Extracts from a graphics dataset:
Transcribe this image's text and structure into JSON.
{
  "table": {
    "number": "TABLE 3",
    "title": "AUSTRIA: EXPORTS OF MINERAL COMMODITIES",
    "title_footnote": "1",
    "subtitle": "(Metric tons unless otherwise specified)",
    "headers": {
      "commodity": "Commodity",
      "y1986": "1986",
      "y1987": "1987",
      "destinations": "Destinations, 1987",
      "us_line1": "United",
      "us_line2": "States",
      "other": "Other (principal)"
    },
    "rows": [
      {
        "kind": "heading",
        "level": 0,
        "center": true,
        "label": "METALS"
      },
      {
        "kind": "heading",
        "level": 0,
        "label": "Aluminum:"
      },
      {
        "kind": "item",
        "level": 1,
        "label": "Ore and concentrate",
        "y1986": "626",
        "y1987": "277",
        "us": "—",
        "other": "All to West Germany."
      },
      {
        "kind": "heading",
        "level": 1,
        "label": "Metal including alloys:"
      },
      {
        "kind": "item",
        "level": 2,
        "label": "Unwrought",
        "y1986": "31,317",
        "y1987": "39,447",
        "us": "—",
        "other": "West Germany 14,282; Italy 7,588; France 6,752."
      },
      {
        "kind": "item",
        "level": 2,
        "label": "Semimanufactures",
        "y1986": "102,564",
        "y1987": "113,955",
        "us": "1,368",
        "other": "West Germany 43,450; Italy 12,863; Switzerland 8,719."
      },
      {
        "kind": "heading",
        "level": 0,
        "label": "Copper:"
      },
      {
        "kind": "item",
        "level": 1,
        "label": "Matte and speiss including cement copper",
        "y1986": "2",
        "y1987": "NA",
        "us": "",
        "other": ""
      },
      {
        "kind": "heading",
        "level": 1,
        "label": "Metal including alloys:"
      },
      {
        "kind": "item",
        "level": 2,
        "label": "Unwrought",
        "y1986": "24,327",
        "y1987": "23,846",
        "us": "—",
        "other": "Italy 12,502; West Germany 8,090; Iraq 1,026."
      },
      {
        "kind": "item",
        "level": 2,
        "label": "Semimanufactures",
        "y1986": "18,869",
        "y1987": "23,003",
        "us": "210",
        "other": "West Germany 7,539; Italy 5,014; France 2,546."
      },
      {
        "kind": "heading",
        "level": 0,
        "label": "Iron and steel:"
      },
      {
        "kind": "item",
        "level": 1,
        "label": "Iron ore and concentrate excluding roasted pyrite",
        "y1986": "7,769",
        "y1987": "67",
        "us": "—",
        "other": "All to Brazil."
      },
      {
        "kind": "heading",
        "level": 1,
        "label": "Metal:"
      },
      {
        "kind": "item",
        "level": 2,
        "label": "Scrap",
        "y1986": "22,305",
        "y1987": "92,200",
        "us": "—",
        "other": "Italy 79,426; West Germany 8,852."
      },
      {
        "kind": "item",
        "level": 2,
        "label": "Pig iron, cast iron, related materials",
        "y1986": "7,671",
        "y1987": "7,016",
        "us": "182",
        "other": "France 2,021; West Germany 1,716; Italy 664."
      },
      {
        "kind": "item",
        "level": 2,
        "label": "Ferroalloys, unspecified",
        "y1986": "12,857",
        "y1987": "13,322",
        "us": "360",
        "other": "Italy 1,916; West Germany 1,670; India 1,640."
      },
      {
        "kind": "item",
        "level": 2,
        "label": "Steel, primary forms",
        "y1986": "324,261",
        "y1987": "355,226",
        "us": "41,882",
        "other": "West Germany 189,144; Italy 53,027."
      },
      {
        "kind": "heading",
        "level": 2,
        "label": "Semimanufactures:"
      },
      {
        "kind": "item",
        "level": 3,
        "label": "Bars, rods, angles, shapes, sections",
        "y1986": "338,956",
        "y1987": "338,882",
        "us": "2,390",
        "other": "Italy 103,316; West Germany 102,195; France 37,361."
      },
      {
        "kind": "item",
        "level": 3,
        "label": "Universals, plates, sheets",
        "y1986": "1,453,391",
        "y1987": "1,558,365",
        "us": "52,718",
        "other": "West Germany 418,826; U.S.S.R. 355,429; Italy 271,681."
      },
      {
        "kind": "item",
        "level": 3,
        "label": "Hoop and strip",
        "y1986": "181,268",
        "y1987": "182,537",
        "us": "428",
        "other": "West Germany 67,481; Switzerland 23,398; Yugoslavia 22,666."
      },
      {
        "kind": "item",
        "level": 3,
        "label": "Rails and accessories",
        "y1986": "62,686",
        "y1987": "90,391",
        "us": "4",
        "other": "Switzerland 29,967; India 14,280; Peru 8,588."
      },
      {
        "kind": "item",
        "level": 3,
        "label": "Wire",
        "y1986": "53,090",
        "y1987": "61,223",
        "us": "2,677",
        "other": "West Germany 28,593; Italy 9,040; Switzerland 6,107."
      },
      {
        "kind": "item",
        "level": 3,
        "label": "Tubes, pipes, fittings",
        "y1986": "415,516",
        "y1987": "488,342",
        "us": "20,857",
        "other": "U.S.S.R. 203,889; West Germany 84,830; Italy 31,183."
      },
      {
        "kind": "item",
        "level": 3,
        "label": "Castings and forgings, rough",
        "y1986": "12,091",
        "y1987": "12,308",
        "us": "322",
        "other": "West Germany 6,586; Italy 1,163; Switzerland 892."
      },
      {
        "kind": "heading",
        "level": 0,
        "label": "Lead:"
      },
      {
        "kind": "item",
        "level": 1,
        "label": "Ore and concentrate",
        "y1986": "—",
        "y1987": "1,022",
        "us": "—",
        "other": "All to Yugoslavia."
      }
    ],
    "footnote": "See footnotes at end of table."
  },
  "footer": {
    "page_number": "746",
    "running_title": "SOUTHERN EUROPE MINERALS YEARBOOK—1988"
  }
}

## WHAT THE TASK REQUIRES
Print every record exactly as it was given.

## RESPONSE TO THE TASK
Transcribe this image's text and structure into JSON.
{
  "table": {
    "number": "TABLE 3",
    "title": "AUSTRIA: EXPORTS OF MINERAL COMMODITIES",
    "title_footnote": "1",
    "subtitle": "(Metric tons unless otherwise specified)",
    "headers": {
      "commodity": "Commodity",
      "y1986": "1986",
      "y1987": "1987",
      "destinations": "Destinations, 1987",
      "us_line1": "United",
      "us_line2": "States",
      "other": "Other (principal)"
    },
    "rows": [
      {
        "kind": "heading",
        "level": 0,
        "center": true,
        "label": "METALS"
      },
      {
        "kind": "heading",
        "level": 0,
        "label": "Aluminum:"
      },
      {
        "kind": "item",
        "level": 1,
        "label": "Ore and concentrate",
        "y1986": "626",
        "y1987": "277",
        "us": "—",
        "other": "All to West Germany."
      },
      {
        "kind": "heading",
        "level": 1,
        "label": "Metal including alloys:"
      },
      {
        "kind": "item",
        "level": 2,
        "label": "Unwrought",
        "y1986": "31,317",
        "y1987": "39,447",
        "us": "—",
        "other": "West Germany 14,282; Italy 7,588; France 6,752."
      },
      {
        "kind": "item",
        "level": 2,
        "label": "Semimanufactures",
        "y1986": "102,564",
        "y1987": "113,955",
        "us": "1,368",
        "other": "West Germany 43,450; Italy 12,863; Switzerland 8,719."
      },
      {
        "kind": "heading",
        "level": 0,
        "label": "Copper:"
      },
      {
        "kind": "item",
        "level": 1,
        "label": "Matte and speiss including cement copper",
        "y1986": "2",
        "y1987": "NA",
        "us": "",
        "other": ""
      },
      {
        "kind": "heading",
        "level": 1,
        "label": "Metal including alloys:"
      },
      {
        "kind": "item",
        "level": 2,
        "label": "Unwrought",
        "y1986": "24,327",
        "y1987": "23,846",
        "us": "—",
        "other": "Italy 12,502; West Germany 8,090; Iraq 1,026."
      },
      {
        "kind": "item",
        "level": 2,
        "label": "Semimanufactures",
        "y1986": "18,869",
        "y1987": "23,003",
        "us": "210",
        "other": "West Germany 7,539; Italy 5,014; France 2,546."
      },
      {
        "kind": "heading",
        "level": 0,
        "label": "Iron and steel:"
      },
      {
        "kind": "item",
        "level": 1,
        "label": "Iron ore and concentrate excluding roasted pyrite",
        "y1986": "7,769",
        "y1987": "67",
        "us": "—",
        "other": "All to Brazil."
      },
      {
        "kind": "heading",
        "level": 1,
        "label": "Metal:"
      },
      {
        "kind": "item",
        "level": 2,
        "label": "Scrap",
        "y1986": "22,305",
        "y1987": "92,200",
        "us": "—",
        "other": "Italy 79,426; West Germany 8,852."
      },
      {
        "kind": "item",
        "level": 2,
        "label": "Pig iron, cast iron, related materials",
        "y1986": "7,671",
        "y1987": "7,016",
        "us": "182",
        "other": "France 2,021; West Germany 1,716; Italy 664."
      },
      {
        "kind": "item",
        "level": 2,
        "label": "Ferroalloys, unspecified",
        "y1986": "12,857",
        "y1987": "13,322",
        "us": "360",
        "other": "Italy 1,916; West Germany 1,670; India 1,640."
      },
      {
        "kind": "item",
        "level": 2,
        "label": "Steel, primary forms",
        "y1986": "324,261",
        "y1987": "355,226",
        "us": "41,882",
        "other": "West Germany 189,144; Italy 53,027."
      },
      {
        "kind": "heading",
        "level": 2,
        "label": "Semimanufactures:"
      },
      {
        "kind": "item",
        "level": 3,
        "label": "Bars, rods, angles, shapes, sections",
        "y1986": "338,956",
        "y1987": "338,882",
        "us": "2,390",
        "other": "Italy 103,316; West Germany 102,195; France 37,361."
      },
      {
        "kind": "item",
        "level": 3,
        "label": "Universals, plates, sheets",
        "y1986": "1,453,391",
        "y1987": "1,558,365",
        "us": "52,718",
        "other": "West Germany 418,826; U.S.S.R. 355,429; Italy 271,681."
      },
      {
        "kind": "item",
        "level": 3,
        "label": "Hoop and strip",
        "y1986": "181,268",
        "y1987": "182,537",
        "us": "428",
        "other": "West Germany 67,481; Switzerland 23,398; Yugoslavia 22,666."
      },
      {
        "kind": "item",
        "level": 3,
        "label": "Rails and accessories",
        "y1986": "62,686",
        "y1987": "90,391",
        "us": "4",
        "other": "Switzerland 29,967; India 14,280; Peru 8,588."
      },
      {
        "kind": "item",
        "level": 3,
        "label": "Wire",
        "y1986": "53,090",
        "y1987": "61,223",
        "us": "2,677",
        "other": "West Germany 28,593; Italy 9,040; Switzerland 6,107."
      },
      {
        "kind": "item",
        "level": 3,
        "label": "Tubes, pipes, fittings",
        "y1986": "415,516",
        "y1987": "488,342",
        "us": "20,857",
        "other": "U.S.S.R. 203,889; West Germany 84,830; Italy 31,183."
      },
      {
        "kind": "item",
        "level": 3,
        "label": "Castings and forgings, rough",
        "y1986": "12,091",
        "y1987": "12,308",
        "us": "322",
        "other": "West Germany 6,586; Italy 1,163; Switzerland 892."
      },
      {
        "kind": "heading",
        "level": 0,
        "label": "Lead:"
      },
      {
        "kind": "item",
        "level": 1,
        "label": "Ore and concentrate",
        "y1986": "—",
        "y1987": "1,022",
        "us": "—",
        "other": "All to Yugoslavia."
      }
    ],
    "footnote": "See footnotes at end of table."
  },
  "footer": {
    "page_number": "746",
    "running_title": "SOUTHERN EUROPE MINERALS YEARBOOK—1988"
  }
}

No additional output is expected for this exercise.